*EXERCISE DETAILS:* Select the lines of the records containing the word "Ширина" and list them.

Stored data:
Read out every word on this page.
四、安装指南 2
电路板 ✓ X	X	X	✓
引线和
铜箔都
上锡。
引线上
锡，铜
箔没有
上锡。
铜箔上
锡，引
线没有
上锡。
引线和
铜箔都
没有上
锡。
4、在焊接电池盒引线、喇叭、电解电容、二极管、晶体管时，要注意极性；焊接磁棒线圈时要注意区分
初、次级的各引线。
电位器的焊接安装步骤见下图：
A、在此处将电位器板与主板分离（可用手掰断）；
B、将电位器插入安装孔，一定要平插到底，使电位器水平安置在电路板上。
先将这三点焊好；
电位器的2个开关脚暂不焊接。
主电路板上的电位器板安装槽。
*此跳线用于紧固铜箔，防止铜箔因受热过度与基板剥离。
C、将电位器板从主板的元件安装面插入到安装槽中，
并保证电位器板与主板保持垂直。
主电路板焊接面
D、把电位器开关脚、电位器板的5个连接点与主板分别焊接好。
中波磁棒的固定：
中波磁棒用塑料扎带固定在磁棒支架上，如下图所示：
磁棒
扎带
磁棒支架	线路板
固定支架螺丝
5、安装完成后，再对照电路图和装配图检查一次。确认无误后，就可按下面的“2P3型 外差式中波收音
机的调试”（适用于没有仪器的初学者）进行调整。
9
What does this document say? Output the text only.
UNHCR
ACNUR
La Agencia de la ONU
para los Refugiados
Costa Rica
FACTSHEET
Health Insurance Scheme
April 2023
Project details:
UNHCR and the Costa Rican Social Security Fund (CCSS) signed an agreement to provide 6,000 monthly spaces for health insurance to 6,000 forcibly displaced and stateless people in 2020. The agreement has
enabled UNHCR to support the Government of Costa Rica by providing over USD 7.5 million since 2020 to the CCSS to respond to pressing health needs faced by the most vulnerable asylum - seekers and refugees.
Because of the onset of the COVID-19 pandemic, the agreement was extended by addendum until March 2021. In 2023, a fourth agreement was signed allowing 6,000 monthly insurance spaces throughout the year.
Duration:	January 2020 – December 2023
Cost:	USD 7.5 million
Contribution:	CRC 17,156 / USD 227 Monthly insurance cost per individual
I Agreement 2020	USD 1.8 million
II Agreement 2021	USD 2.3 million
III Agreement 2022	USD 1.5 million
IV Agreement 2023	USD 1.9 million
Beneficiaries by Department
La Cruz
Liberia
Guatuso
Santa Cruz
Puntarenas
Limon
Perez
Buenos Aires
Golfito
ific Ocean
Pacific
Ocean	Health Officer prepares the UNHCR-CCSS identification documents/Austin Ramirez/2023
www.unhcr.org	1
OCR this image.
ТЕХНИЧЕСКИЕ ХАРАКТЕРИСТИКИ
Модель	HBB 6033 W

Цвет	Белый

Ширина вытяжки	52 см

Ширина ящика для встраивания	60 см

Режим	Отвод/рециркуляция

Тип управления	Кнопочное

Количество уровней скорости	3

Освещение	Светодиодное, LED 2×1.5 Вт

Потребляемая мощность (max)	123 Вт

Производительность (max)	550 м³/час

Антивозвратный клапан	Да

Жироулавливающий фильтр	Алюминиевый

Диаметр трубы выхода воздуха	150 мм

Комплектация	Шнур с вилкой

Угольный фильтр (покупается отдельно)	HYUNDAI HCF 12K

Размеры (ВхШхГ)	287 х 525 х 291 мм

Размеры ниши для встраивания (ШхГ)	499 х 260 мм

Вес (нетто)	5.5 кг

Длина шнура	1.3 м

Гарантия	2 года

*FULL RESPONSE:*
Ширина вытяжки	52 см
Ширина ящика для встраивания	60 см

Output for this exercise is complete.